Collected data:
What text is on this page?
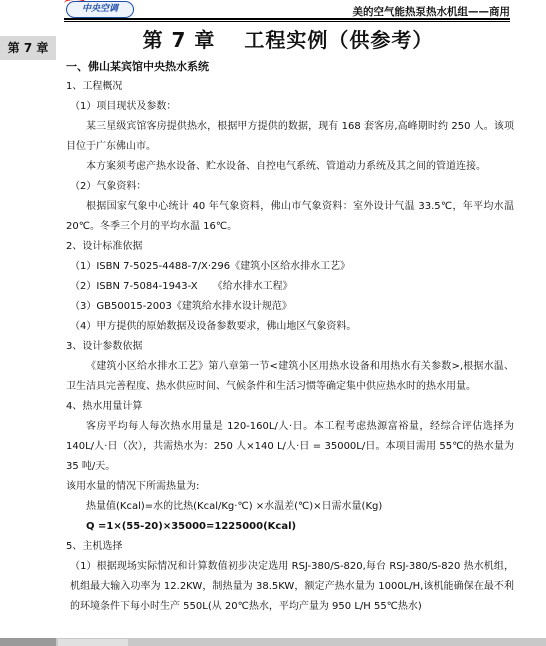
中央空调	美的空气能热泵热水机组——商用
第 7 章	第 7 章　 工程实例（供参考）

一、佛山某宾馆中央热水系统

1、工程概况

（1）项目现状及参数：

某三星级宾馆客房提供热水，根据甲方提供的数据，现有 168 套客房,高峰期时约 250 人。该项目位于广东佛山市。

本方案须考虑产热水设备、贮水设备、自控电气系统、管道动力系统及其之间的管道连接。

（2）气象资料：

根据国家气象中心统计 40 年气象资料，佛山市气象资料：室外设计气温 33.5℃，年平均水温 20℃。冬季三个月的平均水温 16℃。

2、设计标准依据

（1）ISBN 7-5025-4488-7/X·296《建筑小区给水排水工艺》

（2）ISBN 7-5084-1943-X　　《给水排水工程》

（3）GB50015-2003《建筑给水排水设计规范》

（4）甲方提供的原始数据及设备参数要求，佛山地区气象资料。

3、设计参数依据

《建筑小区给水排水工艺》第八章第一节<建筑小区用热水设备和用热水有关参数>,根据水温、卫生洁具完善程度、热水供应时间、气候条件和生活习惯等确定集中供应热水时的热水用量。

4、热水用量计算

客房平均每人每次热水用量是 120-160L/人·日。本工程考虑热源富裕量，经综合评估选择为 140L/人·日（次），共需热水为：250 人×140 L/人·日 = 35000L/日。本项目需用 55℃的热水量为 35 吨/天。

该用水量的情况下所需热量为:

热量值(Kcal)=水的比热(Kcal/Kg·℃) ×水温差(℃)×日需水量(Kg)

Q =1×(55-20)×35000=1225000(Kcal)

5、主机选择

（1）根据现场实际情况和计算数值初步决定选用 RSJ-380/S-820,每台 RSJ-380/S-820 热水机组，机组最大输入功率为 12.2KW，制热量为 38.5KW，额定产热水量为 1000L/H,该机能确保在最不利的环境条件下每小时生产 550L(从 20℃热水，平均产量为 950 L/H 55℃热水)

• EXERCISE
Give back the entries verbatim. Do not include any picture.

• SOLUTION
What text is on this page?
中央空调	美的空气能热泵热水机组——商用
第 7 章	第 7 章　 工程实例（供参考）

一、佛山某宾馆中央热水系统

1、工程概况

（1）项目现状及参数：

某三星级宾馆客房提供热水，根据甲方提供的数据，现有 168 套客房,高峰期时约 250 人。该项目位于广东佛山市。

本方案须考虑产热水设备、贮水设备、自控电气系统、管道动力系统及其之间的管道连接。

（2）气象资料：

根据国家气象中心统计 40 年气象资料，佛山市气象资料：室外设计气温 33.5℃，年平均水温 20℃。冬季三个月的平均水温 16℃。

2、设计标准依据

（1）ISBN 7-5025-4488-7/X·296《建筑小区给水排水工艺》

（2）ISBN 7-5084-1943-X　　《给水排水工程》

（3）GB50015-2003《建筑给水排水设计规范》

（4）甲方提供的原始数据及设备参数要求，佛山地区气象资料。

3、设计参数依据

《建筑小区给水排水工艺》第八章第一节<建筑小区用热水设备和用热水有关参数>,根据水温、卫生洁具完善程度、热水供应时间、气候条件和生活习惯等确定集中供应热水时的热水用量。

4、热水用量计算

客房平均每人每次热水用量是 120-160L/人·日。本工程考虑热源富裕量，经综合评估选择为 140L/人·日（次），共需热水为：250 人×140 L/人·日 = 35000L/日。本项目需用 55℃的热水量为 35 吨/天。

该用水量的情况下所需热量为:

热量值(Kcal)=水的比热(Kcal/Kg·℃) ×水温差(℃)×日需水量(Kg)

Q =1×(55-20)×35000=1225000(Kcal)

5、主机选择

（1）根据现场实际情况和计算数值初步决定选用 RSJ-380/S-820,每台 RSJ-380/S-820 热水机组，机组最大输入功率为 12.2KW，制热量为 38.5KW，额定产热水量为 1000L/H,该机能确保在最不利的环境条件下每小时生产 550L(从 20℃热水，平均产量为 950 L/H 55℃热水)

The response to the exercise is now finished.